> [WRITTEN TASK]: All records are to be retyped faithfully and completely.

> [RAW RECORDS]:
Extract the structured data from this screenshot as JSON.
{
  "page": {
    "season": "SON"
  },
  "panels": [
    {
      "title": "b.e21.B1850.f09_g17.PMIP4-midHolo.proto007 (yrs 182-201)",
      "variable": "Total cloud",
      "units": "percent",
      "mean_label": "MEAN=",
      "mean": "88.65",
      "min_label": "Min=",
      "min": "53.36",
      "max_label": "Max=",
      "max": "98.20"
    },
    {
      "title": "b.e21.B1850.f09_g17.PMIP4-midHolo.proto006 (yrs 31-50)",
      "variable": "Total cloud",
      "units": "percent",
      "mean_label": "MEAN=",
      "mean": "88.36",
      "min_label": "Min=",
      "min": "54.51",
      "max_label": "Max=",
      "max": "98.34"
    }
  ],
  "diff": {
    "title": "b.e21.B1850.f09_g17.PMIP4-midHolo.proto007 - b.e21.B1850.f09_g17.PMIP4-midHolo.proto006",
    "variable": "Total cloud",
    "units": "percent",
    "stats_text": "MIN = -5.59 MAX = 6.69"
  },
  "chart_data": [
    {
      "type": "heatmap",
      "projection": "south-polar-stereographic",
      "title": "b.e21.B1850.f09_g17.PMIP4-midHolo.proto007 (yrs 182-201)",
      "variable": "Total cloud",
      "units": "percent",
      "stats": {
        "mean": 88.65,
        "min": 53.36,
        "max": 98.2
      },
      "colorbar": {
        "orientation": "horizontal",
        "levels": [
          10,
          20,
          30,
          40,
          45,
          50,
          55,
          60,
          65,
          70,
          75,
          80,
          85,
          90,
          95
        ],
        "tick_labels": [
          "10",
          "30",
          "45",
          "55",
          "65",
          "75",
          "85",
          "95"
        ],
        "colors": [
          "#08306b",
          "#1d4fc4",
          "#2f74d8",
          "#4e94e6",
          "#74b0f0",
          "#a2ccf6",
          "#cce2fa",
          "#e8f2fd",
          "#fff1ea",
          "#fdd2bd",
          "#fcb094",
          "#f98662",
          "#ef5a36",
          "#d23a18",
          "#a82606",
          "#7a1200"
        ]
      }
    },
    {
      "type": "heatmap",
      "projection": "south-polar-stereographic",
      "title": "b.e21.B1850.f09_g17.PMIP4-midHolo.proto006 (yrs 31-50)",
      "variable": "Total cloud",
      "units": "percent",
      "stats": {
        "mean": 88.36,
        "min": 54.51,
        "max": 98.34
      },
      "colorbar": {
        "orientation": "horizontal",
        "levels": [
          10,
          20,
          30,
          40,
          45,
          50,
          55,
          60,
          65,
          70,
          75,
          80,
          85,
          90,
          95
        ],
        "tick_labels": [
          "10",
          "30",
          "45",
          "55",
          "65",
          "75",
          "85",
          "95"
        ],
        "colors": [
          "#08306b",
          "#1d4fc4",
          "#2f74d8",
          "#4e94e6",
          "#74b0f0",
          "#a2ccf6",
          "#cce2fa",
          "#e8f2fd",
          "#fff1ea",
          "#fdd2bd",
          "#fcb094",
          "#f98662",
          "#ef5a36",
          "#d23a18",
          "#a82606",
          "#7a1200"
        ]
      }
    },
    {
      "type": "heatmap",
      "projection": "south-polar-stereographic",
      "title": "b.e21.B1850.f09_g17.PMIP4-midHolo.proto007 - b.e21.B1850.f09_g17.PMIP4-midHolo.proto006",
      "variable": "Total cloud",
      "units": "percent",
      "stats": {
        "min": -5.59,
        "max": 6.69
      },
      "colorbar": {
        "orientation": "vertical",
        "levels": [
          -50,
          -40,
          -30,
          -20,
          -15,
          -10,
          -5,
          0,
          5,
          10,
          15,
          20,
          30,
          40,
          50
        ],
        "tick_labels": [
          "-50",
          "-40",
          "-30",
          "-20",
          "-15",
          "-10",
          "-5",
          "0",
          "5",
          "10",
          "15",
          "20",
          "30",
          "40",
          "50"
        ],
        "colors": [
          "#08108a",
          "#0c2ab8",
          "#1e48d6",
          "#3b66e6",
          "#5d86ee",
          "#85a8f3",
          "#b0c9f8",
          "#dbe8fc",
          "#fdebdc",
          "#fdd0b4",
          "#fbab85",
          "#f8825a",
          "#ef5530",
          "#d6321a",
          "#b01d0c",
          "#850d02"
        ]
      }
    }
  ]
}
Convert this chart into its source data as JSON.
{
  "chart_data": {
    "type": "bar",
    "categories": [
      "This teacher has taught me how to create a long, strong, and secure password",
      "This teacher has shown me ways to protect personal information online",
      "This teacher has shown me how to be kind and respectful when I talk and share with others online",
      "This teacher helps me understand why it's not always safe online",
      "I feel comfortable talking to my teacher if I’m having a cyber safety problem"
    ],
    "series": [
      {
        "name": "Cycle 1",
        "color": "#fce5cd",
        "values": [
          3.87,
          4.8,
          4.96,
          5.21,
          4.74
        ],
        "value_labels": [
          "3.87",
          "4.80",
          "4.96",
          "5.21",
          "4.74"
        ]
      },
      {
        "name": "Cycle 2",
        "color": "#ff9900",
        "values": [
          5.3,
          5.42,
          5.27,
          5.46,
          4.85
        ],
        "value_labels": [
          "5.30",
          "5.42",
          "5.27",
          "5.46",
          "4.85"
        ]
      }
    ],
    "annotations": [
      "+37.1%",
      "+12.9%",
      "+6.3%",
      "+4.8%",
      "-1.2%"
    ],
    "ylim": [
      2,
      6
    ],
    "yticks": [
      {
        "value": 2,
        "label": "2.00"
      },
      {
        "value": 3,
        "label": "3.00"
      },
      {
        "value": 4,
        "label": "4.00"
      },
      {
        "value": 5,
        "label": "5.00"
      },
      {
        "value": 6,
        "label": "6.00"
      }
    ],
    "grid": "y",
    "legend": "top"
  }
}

> [EXERCISE RESPONSE]:
Extract the structured data from this screenshot as JSON.
{
  "page": {
    "season": "SON"
  },
  "panels": [
    {
      "title": "b.e21.B1850.f09_g17.PMIP4-midHolo.proto007 (yrs 182-201)",
      "variable": "Total cloud",
      "units": "percent",
      "mean_label": "MEAN=",
      "mean": "88.65",
      "min_label": "Min=",
      "min": "53.36",
      "max_label": "Max=",
      "max": "98.20"
    },
    {
      "title": "b.e21.B1850.f09_g17.PMIP4-midHolo.proto006 (yrs 31-50)",
      "variable": "Total cloud",
      "units": "percent",
      "mean_label": "MEAN=",
      "mean": "88.36",
      "min_label": "Min=",
      "min": "54.51",
      "max_label": "Max=",
      "max": "98.34"
    }
  ],
  "diff": {
    "title": "b.e21.B1850.f09_g17.PMIP4-midHolo.proto007 - b.e21.B1850.f09_g17.PMIP4-midHolo.proto006",
    "variable": "Total cloud",
    "units": "percent",
    "stats_text": "MIN = -5.59 MAX = 6.69"
  },
  "chart_data": [
    {
      "type": "heatmap",
      "projection": "south-polar-stereographic",
      "title": "b.e21.B1850.f09_g17.PMIP4-midHolo.proto007 (yrs 182-201)",
      "variable": "Total cloud",
      "units": "percent",
      "stats": {
        "mean": 88.65,
        "min": 53.36,
        "max": 98.2
      },
      "colorbar": {
        "orientation": "horizontal",
        "levels": [
          10,
          20,
          30,
          40,
          45,
          50,
          55,
          60,
          65,
          70,
          75,
          80,
          85,
          90,
          95
        ],
        "tick_labels": [
          "10",
          "30",
          "45",
          "55",
          "65",
          "75",
          "85",
          "95"
        ],
        "colors": [
          "#08306b",
          "#1d4fc4",
          "#2f74d8",
          "#4e94e6",
          "#74b0f0",
          "#a2ccf6",
          "#cce2fa",
          "#e8f2fd",
          "#fff1ea",
          "#fdd2bd",
          "#fcb094",
          "#f98662",
          "#ef5a36",
          "#d23a18",
          "#a82606",
          "#7a1200"
        ]
      }
    },
    {
      "type": "heatmap",
      "projection": "south-polar-stereographic",
      "title": "b.e21.B1850.f09_g17.PMIP4-midHolo.proto006 (yrs 31-50)",
      "variable": "Total cloud",
      "units": "percent",
      "stats": {
        "mean": 88.36,
        "min": 54.51,
        "max": 98.34
      },
      "colorbar": {
        "orientation": "horizontal",
        "levels": [
          10,
          20,
          30,
          40,
          45,
          50,
          55,
          60,
          65,
          70,
          75,
          80,
          85,
          90,
          95
        ],
        "tick_labels": [
          "10",
          "30",
          "45",
          "55",
          "65",
          "75",
          "85",
          "95"
        ],
        "colors": [
          "#08306b",
          "#1d4fc4",
          "#2f74d8",
          "#4e94e6",
          "#74b0f0",
          "#a2ccf6",
          "#cce2fa",
          "#e8f2fd",
          "#fff1ea",
          "#fdd2bd",
          "#fcb094",
          "#f98662",
          "#ef5a36",
          "#d23a18",
          "#a82606",
          "#7a1200"
        ]
      }
    },
    {
      "type": "heatmap",
      "projection": "south-polar-stereographic",
      "title": "b.e21.B1850.f09_g17.PMIP4-midHolo.proto007 - b.e21.B1850.f09_g17.PMIP4-midHolo.proto006",
      "variable": "Total cloud",
      "units": "percent",
      "stats": {
        "min": -5.59,
        "max": 6.69
      },
      "colorbar": {
        "orientation": "vertical",
        "levels": [
          -50,
          -40,
          -30,
          -20,
          -15,
          -10,
          -5,
          0,
          5,
          10,
          15,
          20,
          30,
          40,
          50
        ],
        "tick_labels": [
          "-50",
          "-40",
          "-30",
          "-20",
          "-15",
          "-10",
          "-5",
          "0",
          "5",
          "10",
          "15",
          "20",
          "30",
          "40",
          "50"
        ],
        "colors": [
          "#08108a",
          "#0c2ab8",
          "#1e48d6",
          "#3b66e6",
          "#5d86ee",
          "#85a8f3",
          "#b0c9f8",
          "#dbe8fc",
          "#fdebdc",
          "#fdd0b4",
          "#fbab85",
          "#f8825a",
          "#ef5530",
          "#d6321a",
          "#b01d0c",
          "#850d02"
        ]
      }
    }
  ]
}
Convert this chart into its source data as JSON.
{
  "chart_data": {
    "type": "bar",
    "categories": [
      "This teacher has taught me how to create a long, strong, and secure password",
      "This teacher has shown me ways to protect personal information online",
      "This teacher has shown me how to be kind and respectful when I talk and share with others online",
      "This teacher helps me understand why it's not always safe online",
      "I feel comfortable talking to my teacher if I’m having a cyber safety problem"
    ],
    "series": [
      {
        "name": "Cycle 1",
        "color": "#fce5cd",
        "values": [
          3.87,
          4.8,
          4.96,
          5.21,
          4.74
        ],
        "value_labels": [
          "3.87",
          "4.80",
          "4.96",
          "5.21",
          "4.74"
        ]
      },
      {
        "name": "Cycle 2",
        "color": "#ff9900",
        "values": [
          5.3,
          5.42,
          5.27,
          5.46,
          4.85
        ],
        "value_labels": [
          "5.30",
          "5.42",
          "5.27",
          "5.46",
          "4.85"
        ]
      }
    ],
    "annotations": [
      "+37.1%",
      "+12.9%",
      "+6.3%",
      "+4.8%",
      "-1.2%"
    ],
    "ylim": [
      2,
      6
    ],
    "yticks": [
      {
        "value": 2,
        "label": "2.00"
      },
      {
        "value": 3,
        "label": "3.00"
      },
      {
        "value": 4,
        "label": "4.00"
      },
      {
        "value": 5,
        "label": "5.00"
      },
      {
        "value": 6,
        "label": "6.00"
      }
    ],
    "grid": "y",
    "legend": "top"
  }
}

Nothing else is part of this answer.